Records from a data source:
"""

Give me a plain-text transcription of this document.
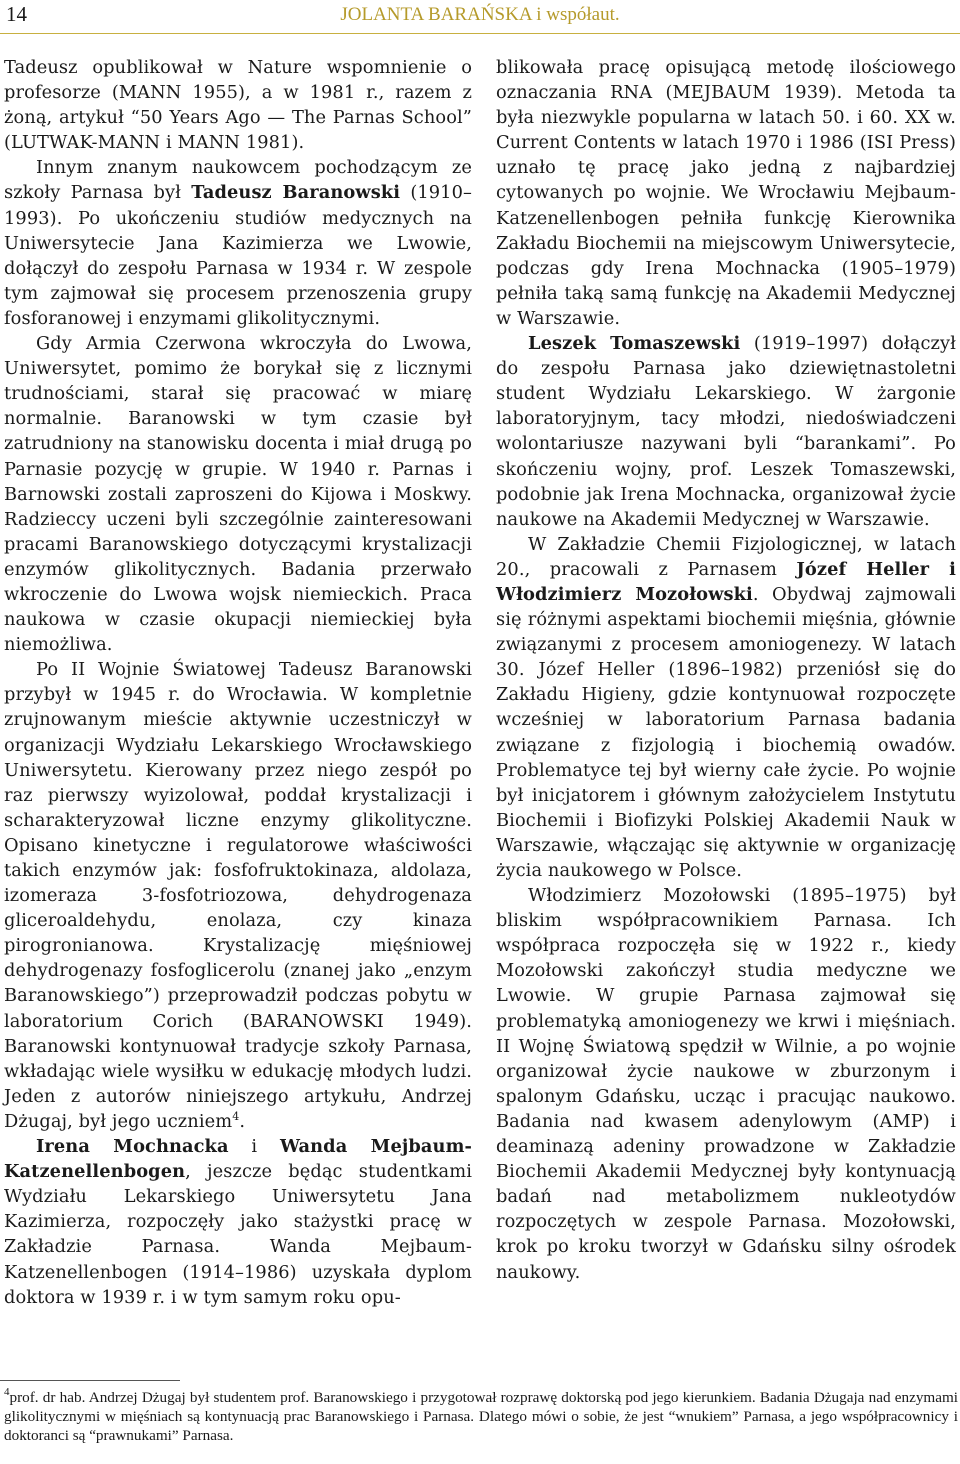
14	JOLANTA BARAŃSKA i współaut.

Tadeusz opublikował w Nature wspomnienie o profesorze (MANN 1955), a w 1981 r., razem z żoną, artykuł “50 Years Ago — The Parnas School” (LUTWAK-MANN i MANN 1981).

Innym znanym naukowcem pochodzącym ze szkoły Parnasa był Tadeusz Baranowski (1910–1993). Po ukończeniu studiów medycznych na Uniwersytecie Jana Kazimierza we Lwowie, dołączył do zespołu Parnasa w 1934 r. W zespole tym zajmował się procesem przenoszenia grupy fosforanowej i enzymami glikolitycznymi.

Gdy Armia Czerwona wkroczyła do Lwowa, Uniwersytet, pomimo że borykał się z licznymi trudnościami, starał się pracować w miarę normalnie. Baranowski w tym czasie był zatrudniony na stanowisku docenta i miał drugą po Parnasie pozycję w grupie. W 1940 r. Parnas i Barnowski zostali zaproszeni do Kijowa i Moskwy. Radzieccy uczeni byli szczególnie zainteresowani pracami Baranowskiego dotyczącymi krystalizacji enzymów glikolitycznych. Badania przerwało wkroczenie do Lwowa wojsk niemieckich. Praca naukowa w czasie okupacji niemieckiej była niemożliwa.

Po II Wojnie Światowej Tadeusz Baranowski przybył w 1945 r. do Wrocławia. W kompletnie zrujnowanym mieście aktywnie uczestniczył w organizacji Wydziału Lekarskiego Wrocławskiego Uniwersytetu. Kierowany przez niego zespół po raz pierwszy wyizolował, poddał krystalizacji i scharakteryzował liczne enzymy glikolityczne. Opisano kinetyczne i regulatorowe właściwości takich enzymów jak: fosfofruktokinaza, aldolaza, izomeraza 3-fosfotriozowa, dehydrogenaza gliceroaldehydu, enolaza, czy kinaza pirogronianowa. Krystalizację mięśniowej dehydrogenazy fosfoglicerolu (znanej jako „enzym Baranowskiego”) przeprowadził podczas pobytu w laboratorium Corich (BARANOWSKI 1949). Baranowski kontynuował tradycje szkoły Parnasa, wkładając wiele wysiłku w edukację młodych ludzi. Jeden z autorów niniejszego artykułu, Andrzej Dżugaj, był jego uczniem$^4$.

Irena Mochnacka i Wanda Mejbaum-Katzenellenbogen, jeszcze będąc studentkami Wydziału Lekarskiego Uniwersytetu Jana Kazimierza, rozpoczęły jako stażystki pracę w Zakładzie Parnasa. Wanda Mejbaum-Katzenellenbogen (1914–1986) uzyskała dyplom doktora w 1939 r. i w tym samym roku opu-

blikowała pracę opisującą metodę ilościowego oznaczania RNA (MEJBAUM 1939). Metoda ta była niezwykle popularna w latach 50. i 60. XX w. Current Contents w latach 1970 i 1986 (ISI Press) uznało tę pracę jako jedną z najbardziej cytowanych po wojnie. We Wrocławiu Mejbaum-Katzenellenbogen pełniła funkcję Kierownika Zakładu Biochemii na miejscowym Uniwersytecie, podczas gdy Irena Mochnacka (1905–1979) pełniła taką samą funkcję na Akademii Medycznej w Warszawie.

Leszek Tomaszewski (1919–1997) dołączył do zespołu Parnasa jako dziewiętnastoletni student Wydziału Lekarskiego. W żargonie laboratoryjnym, tacy młodzi, niedoświadczeni wolontariusze nazywani byli “barankami”. Po skończeniu wojny, prof. Leszek Tomaszewski, podobnie jak Irena Mochnacka, organizował życie naukowe na Akademii Medycznej w Warszawie.

W Zakładzie Chemii Fizjologicznej, w latach 20., pracowali z Parnasem Józef Heller i Włodzimierz Mozołowski. Obydwaj zajmowali się różnymi aspektami biochemii mięśnia, głównie związanymi z procesem amoniogenezy. W latach 30. Józef Heller (1896–1982) przeniósł się do Zakładu Higieny, gdzie kontynuował rozpoczęte wcześniej w laboratorium Parnasa badania związane z fizjologią i biochemią owadów. Problematyce tej był wierny całe życie. Po wojnie był inicjatorem i głównym założycielem Instytutu Biochemii i Biofizyki Polskiej Akademii Nauk w Warszawie, włączając się aktywnie w organizację życia naukowego w Polsce.

Włodzimierz Mozołowski (1895–1975) był bliskim współpracownikiem Parnasa. Ich współpraca rozpoczęła się w 1922 r., kiedy Mozołowski zakończył studia medyczne we Lwowie. W grupie Parnasa zajmował się problematyką amoniogenezy we krwi i mięśniach. II Wojnę Światową spędził w Wilnie, a po wojnie organizował życie naukowe w zburzonym i spalonym Gdańsku, ucząc i pracując naukowo. Badania nad kwasem adenylowym (AMP) i deaminazą adeniny prowadzone w Zakładzie Biochemii Akademii Medycznej były kontynuacją badań nad metabolizmem nukleotydów rozpoczętych w zespole Parnasa. Mozołowski, krok po kroku tworzył w Gdańsku silny ośrodek naukowy.

$^4$prof. dr hab. Andrzej Dżugaj był studentem prof. Baranowskiego i przygotował rozprawę doktorską pod jego kierunkiem. Badania Dżugaja nad enzymami glikolitycznymi w mięśniach są kontynuacją prac Baranowskiego i Parnasa. Dlatego mówi o sobie, że jest “wnukiem” Parnasa, a jego współpracownicy i doktoranci są “prawnukami” Parnasa.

"""

*Task objective*
Identify the lines in the entries above that contain "Mejbaum", then copy them out.

*Answer to the problem*
Irena Mochnacka i Wanda Mejbaum-Katzenellenbogen, jeszcze będąc studentkami Wydziału Lekarskiego Uniwersytetu Jana Kazimierza, rozpoczęły jako stażystki pracę w Zakładzie Parnasa. Wanda Mejbaum-Katzenellenbogen (1914–1986) uzyskała dyplom doktora w 1939 r. i w tym samym roku opu-
blikowała pracę opisującą metodę ilościowego oznaczania RNA (MEJBAUM 1939). Metoda ta była niezwykle popularna w latach 50. i 60. XX w. Current Contents w latach 1970 i 1986 (ISI Press) uznało tę pracę jako jedną z najbardziej cytowanych po wojnie. We Wrocławiu Mejbaum-Katzenellenbogen pełniła funkcję Kierownika Zakładu Biochemii na miejscowym Uniwersytecie, podczas gdy Irena Mochnacka (1905–1979) pełniła taką samą funkcję na Akademii Medycznej w Warszawie.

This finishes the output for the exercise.